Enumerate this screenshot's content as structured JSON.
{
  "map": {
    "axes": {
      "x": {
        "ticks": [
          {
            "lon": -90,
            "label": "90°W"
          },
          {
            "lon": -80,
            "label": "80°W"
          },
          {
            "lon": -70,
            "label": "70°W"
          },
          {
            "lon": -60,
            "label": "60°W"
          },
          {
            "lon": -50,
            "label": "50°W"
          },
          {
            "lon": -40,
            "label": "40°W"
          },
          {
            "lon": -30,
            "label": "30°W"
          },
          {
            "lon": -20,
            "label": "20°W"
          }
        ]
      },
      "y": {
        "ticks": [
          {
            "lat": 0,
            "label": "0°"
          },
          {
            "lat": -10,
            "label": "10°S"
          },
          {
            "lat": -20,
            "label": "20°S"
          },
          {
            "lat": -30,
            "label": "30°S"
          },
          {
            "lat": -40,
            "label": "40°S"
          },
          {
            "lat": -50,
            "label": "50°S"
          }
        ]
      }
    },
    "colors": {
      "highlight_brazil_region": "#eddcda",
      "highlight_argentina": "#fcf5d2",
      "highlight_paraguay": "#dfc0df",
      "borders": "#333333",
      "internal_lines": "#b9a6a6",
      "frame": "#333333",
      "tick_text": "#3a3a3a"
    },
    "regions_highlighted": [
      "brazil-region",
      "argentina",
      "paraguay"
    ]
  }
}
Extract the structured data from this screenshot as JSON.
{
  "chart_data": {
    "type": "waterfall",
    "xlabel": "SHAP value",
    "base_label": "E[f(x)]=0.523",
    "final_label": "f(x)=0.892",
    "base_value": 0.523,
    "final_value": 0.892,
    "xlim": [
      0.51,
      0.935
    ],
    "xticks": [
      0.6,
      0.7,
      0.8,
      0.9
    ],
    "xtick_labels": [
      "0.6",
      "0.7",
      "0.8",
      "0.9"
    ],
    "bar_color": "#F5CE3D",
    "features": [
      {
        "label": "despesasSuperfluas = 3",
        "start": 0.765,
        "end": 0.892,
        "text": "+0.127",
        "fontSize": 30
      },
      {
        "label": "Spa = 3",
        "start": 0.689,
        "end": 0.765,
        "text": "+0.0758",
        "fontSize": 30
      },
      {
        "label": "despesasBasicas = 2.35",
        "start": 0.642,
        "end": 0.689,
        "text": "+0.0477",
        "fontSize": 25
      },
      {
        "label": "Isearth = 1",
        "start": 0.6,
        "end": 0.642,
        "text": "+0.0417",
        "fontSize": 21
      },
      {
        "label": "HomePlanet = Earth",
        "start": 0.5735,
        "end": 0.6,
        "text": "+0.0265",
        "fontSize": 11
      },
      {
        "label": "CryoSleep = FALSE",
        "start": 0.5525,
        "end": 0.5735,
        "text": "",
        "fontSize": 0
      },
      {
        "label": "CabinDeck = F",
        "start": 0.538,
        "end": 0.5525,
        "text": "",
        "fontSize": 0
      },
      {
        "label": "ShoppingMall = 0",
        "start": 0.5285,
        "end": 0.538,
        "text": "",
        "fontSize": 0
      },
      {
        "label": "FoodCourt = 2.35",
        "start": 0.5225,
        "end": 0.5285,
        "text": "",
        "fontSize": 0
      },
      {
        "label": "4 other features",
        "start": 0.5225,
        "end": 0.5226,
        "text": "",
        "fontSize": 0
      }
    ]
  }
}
========================
What to do: Repeat the material in full, exactly as it stands.

Finished exercise:
Enumerate this screenshot's content as structured JSON.
{
  "map": {
    "axes": {
      "x": {
        "ticks": [
          {
            "lon": -90,
            "label": "90°W"
          },
          {
            "lon": -80,
            "label": "80°W"
          },
          {
            "lon": -70,
            "label": "70°W"
          },
          {
            "lon": -60,
            "label": "60°W"
          },
          {
            "lon": -50,
            "label": "50°W"
          },
          {
            "lon": -40,
            "label": "40°W"
          },
          {
            "lon": -30,
            "label": "30°W"
          },
          {
            "lon": -20,
            "label": "20°W"
          }
        ]
      },
      "y": {
        "ticks": [
          {
            "lat": 0,
            "label": "0°"
          },
          {
            "lat": -10,
            "label": "10°S"
          },
          {
            "lat": -20,
            "label": "20°S"
          },
          {
            "lat": -30,
            "label": "30°S"
          },
          {
            "lat": -40,
            "label": "40°S"
          },
          {
            "lat": -50,
            "label": "50°S"
          }
        ]
      }
    },
    "colors": {
      "highlight_brazil_region": "#eddcda",
      "highlight_argentina": "#fcf5d2",
      "highlight_paraguay": "#dfc0df",
      "borders": "#333333",
      "internal_lines": "#b9a6a6",
      "frame": "#333333",
      "tick_text": "#3a3a3a"
    },
    "regions_highlighted": [
      "brazil-region",
      "argentina",
      "paraguay"
    ]
  }
}
Extract the structured data from this screenshot as JSON.
{
  "chart_data": {
    "type": "waterfall",
    "xlabel": "SHAP value",
    "base_label": "E[f(x)]=0.523",
    "final_label": "f(x)=0.892",
    "base_value": 0.523,
    "final_value": 0.892,
    "xlim": [
      0.51,
      0.935
    ],
    "xticks": [
      0.6,
      0.7,
      0.8,
      0.9
    ],
    "xtick_labels": [
      "0.6",
      "0.7",
      "0.8",
      "0.9"
    ],
    "bar_color": "#F5CE3D",
    "features": [
      {
        "label": "despesasSuperfluas = 3",
        "start": 0.765,
        "end": 0.892,
        "text": "+0.127",
        "fontSize": 30
      },
      {
        "label": "Spa = 3",
        "start": 0.689,
        "end": 0.765,
        "text": "+0.0758",
        "fontSize": 30
      },
      {
        "label": "despesasBasicas = 2.35",
        "start": 0.642,
        "end": 0.689,
        "text": "+0.0477",
        "fontSize": 25
      },
      {
        "label": "Isearth = 1",
        "start": 0.6,
        "end": 0.642,
        "text": "+0.0417",
        "fontSize": 21
      },
      {
        "label": "HomePlanet = Earth",
        "start": 0.5735,
        "end": 0.6,
        "text": "+0.0265",
        "fontSize": 11
      },
      {
        "label": "CryoSleep = FALSE",
        "start": 0.5525,
        "end": 0.5735,
        "text": "",
        "fontSize": 0
      },
      {
        "label": "CabinDeck = F",
        "start": 0.538,
        "end": 0.5525,
        "text": "",
        "fontSize": 0
      },
      {
        "label": "ShoppingMall = 0",
        "start": 0.5285,
        "end": 0.538,
        "text": "",
        "fontSize": 0
      },
      {
        "label": "FoodCourt = 2.35",
        "start": 0.5225,
        "end": 0.5285,
        "text": "",
        "fontSize": 0
      },
      {
        "label": "4 other features",
        "start": 0.5225,
        "end": 0.5226,
        "text": "",
        "fontSize": 0
      }
    ]
  }
}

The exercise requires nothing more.